### Data for processing
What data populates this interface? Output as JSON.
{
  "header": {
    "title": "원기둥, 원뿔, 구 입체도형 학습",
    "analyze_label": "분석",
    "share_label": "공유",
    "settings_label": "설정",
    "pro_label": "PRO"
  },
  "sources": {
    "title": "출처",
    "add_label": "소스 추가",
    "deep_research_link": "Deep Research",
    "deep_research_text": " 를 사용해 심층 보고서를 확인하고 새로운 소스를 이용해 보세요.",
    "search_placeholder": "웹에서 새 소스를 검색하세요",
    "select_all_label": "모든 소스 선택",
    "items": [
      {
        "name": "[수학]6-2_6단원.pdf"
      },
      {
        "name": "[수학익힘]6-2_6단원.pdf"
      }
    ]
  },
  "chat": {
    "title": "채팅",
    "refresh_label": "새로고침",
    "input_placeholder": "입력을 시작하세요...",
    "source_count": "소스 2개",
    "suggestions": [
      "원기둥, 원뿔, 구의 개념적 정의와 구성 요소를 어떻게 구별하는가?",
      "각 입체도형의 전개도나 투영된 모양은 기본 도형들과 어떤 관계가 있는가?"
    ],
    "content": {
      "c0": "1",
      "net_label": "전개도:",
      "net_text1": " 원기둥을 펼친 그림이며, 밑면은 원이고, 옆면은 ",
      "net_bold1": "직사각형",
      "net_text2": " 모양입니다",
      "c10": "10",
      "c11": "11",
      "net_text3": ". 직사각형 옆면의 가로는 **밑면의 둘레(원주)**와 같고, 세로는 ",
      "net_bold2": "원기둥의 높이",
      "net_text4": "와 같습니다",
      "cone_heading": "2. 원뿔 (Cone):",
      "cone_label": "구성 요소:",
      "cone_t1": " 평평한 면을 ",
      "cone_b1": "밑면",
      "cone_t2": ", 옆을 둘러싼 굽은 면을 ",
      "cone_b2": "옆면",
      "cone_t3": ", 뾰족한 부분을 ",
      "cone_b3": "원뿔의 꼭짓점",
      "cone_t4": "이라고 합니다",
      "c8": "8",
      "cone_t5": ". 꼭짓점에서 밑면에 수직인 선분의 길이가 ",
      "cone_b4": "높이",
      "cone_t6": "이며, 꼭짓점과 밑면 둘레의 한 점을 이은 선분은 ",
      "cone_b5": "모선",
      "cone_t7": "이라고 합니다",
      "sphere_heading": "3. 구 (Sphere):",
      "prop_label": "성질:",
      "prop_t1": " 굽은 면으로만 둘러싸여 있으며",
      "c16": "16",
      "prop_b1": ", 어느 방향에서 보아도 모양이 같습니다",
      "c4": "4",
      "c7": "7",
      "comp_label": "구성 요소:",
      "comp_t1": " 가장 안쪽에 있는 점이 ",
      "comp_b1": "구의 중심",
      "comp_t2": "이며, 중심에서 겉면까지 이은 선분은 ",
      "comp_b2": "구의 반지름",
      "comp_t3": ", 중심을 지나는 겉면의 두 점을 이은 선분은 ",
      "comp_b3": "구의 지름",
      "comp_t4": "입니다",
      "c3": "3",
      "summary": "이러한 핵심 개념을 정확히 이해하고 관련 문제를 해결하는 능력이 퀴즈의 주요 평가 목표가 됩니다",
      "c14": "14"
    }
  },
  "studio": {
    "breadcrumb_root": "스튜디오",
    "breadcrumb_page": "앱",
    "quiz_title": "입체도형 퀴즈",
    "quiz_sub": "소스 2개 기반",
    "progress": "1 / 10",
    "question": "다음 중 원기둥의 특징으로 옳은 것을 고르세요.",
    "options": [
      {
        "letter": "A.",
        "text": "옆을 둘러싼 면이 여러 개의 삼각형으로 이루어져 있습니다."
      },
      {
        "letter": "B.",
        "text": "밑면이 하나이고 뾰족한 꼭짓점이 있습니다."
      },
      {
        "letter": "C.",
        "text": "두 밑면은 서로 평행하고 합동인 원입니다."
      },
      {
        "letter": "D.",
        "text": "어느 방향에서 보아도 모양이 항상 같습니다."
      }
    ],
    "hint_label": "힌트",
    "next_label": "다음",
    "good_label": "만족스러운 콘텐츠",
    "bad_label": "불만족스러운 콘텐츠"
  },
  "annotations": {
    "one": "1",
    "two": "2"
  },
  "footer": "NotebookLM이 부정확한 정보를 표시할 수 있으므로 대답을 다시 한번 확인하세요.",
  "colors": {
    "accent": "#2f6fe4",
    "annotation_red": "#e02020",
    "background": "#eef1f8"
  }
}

### Task directions
Using the data above, copy each line that contains "name".

### Final result
        "name": "[수학]6-2_6단원.pdf"
        "name": "[수학익힘]6-2_6단원.pdf"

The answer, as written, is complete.